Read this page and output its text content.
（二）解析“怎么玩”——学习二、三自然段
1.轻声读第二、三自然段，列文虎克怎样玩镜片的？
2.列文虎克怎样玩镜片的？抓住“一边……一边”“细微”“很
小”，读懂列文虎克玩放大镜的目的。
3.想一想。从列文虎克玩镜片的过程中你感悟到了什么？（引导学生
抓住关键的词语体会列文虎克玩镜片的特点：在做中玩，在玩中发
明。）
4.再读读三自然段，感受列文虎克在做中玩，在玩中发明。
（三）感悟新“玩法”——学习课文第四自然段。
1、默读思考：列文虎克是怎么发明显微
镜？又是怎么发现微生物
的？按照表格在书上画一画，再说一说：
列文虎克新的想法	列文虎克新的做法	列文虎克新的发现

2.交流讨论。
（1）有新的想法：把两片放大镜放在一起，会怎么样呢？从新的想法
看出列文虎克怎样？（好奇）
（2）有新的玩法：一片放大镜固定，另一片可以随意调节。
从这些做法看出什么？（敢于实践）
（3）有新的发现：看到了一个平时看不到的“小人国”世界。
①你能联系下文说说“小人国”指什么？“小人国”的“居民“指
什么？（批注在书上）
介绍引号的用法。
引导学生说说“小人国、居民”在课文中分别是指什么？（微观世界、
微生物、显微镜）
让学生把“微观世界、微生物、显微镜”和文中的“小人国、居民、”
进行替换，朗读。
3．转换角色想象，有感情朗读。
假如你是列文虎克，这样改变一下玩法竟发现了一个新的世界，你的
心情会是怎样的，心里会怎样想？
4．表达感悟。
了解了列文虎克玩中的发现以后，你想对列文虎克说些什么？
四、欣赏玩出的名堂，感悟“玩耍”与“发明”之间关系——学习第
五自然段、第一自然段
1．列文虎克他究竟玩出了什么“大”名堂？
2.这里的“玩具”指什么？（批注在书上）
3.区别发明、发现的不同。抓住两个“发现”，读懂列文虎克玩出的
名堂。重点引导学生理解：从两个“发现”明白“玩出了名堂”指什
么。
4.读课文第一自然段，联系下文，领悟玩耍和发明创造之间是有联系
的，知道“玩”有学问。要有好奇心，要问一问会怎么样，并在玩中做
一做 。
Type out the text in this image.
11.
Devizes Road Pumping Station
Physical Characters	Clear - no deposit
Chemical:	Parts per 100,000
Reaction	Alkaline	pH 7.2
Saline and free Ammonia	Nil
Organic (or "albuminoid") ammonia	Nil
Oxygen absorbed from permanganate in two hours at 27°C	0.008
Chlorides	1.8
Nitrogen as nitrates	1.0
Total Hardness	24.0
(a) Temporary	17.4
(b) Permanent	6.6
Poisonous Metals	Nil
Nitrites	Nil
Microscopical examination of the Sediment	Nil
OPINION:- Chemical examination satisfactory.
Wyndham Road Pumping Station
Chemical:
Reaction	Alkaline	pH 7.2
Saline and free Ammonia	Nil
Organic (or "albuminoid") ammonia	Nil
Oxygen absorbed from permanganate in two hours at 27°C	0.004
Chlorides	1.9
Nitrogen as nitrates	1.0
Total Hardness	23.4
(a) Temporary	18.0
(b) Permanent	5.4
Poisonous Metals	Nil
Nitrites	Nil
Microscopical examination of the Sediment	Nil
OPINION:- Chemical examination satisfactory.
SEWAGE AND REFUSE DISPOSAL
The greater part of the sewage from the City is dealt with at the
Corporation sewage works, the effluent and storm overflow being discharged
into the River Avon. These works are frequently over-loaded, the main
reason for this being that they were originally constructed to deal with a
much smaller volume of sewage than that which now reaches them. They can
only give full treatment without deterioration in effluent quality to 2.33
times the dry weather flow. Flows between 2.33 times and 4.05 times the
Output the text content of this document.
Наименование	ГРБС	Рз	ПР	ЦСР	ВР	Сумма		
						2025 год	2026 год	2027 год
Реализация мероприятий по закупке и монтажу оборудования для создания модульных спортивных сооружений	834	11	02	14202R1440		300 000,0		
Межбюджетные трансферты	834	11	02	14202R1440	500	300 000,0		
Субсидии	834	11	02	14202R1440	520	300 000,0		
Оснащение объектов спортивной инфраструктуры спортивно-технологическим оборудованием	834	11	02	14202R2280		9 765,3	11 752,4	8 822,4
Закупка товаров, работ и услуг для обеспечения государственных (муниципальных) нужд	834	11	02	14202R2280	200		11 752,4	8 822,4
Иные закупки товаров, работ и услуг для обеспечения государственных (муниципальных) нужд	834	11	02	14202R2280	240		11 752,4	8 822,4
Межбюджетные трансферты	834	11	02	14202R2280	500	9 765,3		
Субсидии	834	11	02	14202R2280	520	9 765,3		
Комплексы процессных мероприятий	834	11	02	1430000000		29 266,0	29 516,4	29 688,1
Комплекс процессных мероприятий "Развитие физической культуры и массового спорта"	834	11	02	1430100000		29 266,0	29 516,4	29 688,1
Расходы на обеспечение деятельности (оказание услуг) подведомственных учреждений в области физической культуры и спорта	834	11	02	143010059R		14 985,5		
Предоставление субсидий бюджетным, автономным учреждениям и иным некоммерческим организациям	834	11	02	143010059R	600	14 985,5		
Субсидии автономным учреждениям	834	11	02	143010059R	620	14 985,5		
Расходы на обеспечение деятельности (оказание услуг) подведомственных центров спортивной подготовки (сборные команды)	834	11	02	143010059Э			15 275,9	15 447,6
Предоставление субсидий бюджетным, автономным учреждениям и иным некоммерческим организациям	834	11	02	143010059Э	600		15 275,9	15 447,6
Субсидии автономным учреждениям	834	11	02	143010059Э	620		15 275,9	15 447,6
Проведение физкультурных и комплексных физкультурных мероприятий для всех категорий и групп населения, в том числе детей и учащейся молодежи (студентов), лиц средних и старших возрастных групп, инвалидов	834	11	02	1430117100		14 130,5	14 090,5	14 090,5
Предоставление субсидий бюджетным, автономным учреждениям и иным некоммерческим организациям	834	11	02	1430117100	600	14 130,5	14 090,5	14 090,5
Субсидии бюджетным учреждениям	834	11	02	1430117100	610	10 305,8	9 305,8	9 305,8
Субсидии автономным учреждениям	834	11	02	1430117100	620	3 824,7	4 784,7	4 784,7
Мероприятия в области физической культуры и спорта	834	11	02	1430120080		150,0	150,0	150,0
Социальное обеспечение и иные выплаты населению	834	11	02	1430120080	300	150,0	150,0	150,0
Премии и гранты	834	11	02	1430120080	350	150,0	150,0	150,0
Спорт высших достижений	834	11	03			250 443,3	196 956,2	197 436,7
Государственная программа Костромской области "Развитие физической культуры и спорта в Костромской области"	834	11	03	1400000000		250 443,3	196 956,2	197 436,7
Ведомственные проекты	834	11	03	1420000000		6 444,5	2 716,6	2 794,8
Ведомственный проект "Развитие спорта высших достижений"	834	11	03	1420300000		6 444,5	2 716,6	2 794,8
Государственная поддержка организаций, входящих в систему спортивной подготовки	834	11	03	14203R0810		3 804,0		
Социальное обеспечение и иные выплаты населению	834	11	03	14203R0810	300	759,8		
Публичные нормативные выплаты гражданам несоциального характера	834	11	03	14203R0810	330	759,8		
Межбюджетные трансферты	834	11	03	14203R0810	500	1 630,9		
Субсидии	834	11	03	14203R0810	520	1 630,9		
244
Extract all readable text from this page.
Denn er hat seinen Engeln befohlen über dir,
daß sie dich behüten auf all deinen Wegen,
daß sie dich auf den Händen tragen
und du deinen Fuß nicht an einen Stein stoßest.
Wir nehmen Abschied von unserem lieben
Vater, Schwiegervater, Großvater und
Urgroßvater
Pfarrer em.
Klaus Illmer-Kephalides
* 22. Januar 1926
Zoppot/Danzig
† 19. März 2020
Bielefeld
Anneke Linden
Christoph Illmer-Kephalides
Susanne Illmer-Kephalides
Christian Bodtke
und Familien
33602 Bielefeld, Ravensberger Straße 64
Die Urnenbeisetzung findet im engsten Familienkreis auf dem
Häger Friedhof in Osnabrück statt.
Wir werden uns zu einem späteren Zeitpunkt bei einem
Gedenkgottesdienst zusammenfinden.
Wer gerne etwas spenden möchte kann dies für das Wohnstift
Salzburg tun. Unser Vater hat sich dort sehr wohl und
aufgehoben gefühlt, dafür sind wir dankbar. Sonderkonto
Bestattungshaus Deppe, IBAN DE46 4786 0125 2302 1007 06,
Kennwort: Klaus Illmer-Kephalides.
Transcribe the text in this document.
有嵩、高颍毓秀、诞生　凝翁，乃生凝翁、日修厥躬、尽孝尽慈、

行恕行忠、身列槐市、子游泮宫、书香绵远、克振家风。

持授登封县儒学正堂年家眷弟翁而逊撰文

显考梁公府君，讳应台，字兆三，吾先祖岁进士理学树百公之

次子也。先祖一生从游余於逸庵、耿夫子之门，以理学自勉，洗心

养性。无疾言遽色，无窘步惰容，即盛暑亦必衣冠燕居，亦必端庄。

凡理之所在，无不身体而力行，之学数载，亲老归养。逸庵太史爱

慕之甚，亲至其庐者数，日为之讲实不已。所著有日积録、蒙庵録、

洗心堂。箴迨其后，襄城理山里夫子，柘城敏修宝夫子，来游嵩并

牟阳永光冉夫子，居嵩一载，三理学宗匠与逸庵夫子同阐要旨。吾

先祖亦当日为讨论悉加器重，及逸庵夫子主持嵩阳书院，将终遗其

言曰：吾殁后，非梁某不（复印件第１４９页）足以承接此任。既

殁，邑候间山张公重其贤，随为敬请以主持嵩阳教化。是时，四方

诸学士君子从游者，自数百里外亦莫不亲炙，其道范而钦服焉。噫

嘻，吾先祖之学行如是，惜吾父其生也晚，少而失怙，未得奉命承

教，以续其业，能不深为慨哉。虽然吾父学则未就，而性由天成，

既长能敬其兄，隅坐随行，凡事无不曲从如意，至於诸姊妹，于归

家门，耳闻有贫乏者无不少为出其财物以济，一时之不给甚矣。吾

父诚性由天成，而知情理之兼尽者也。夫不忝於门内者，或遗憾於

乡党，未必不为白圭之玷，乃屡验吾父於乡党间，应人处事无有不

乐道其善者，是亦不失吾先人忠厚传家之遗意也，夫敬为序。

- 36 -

• • •

■ WRITTEN PROBLEM:
Which lines above hold the word "Illmer"? Copy each of them.

■ WORKED ANSWER:
Klaus Illmer-Kephalides
Christoph Illmer-Kephalides
Susanne Illmer-Kephalides
Kennwort: Klaus Illmer-Kephalides.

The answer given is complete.